● **GIVEN REQUEST**: Locate all lines with the word "this". Copy them.

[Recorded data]
● ● ● ● ●

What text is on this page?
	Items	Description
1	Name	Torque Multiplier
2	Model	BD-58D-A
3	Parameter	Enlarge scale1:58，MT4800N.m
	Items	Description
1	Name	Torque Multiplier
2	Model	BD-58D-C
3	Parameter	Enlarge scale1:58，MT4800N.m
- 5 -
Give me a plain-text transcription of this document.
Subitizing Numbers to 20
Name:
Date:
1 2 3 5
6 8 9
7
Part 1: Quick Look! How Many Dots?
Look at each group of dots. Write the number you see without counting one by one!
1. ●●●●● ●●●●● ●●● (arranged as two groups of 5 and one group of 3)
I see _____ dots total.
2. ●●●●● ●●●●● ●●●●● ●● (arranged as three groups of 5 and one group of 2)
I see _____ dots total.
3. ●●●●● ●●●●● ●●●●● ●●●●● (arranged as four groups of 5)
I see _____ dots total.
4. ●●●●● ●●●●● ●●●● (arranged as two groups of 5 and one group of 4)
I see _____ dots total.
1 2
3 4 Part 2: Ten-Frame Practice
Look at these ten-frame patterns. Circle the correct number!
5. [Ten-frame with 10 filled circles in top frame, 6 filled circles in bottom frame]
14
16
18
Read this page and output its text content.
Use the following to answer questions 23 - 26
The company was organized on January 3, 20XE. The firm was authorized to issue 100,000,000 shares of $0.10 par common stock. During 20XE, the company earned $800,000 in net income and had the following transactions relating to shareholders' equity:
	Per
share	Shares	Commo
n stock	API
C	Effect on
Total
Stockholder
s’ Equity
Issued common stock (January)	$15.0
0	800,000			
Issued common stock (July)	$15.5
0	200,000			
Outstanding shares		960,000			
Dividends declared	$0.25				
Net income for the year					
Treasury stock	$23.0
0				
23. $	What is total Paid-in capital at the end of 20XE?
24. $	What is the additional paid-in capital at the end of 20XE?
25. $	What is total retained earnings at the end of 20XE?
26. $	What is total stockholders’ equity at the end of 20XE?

● ● ● ● ●

● **RESULT BELOW**:
What text is on this page?
Give me a plain-text transcription of this document.
Read this page and output its text content.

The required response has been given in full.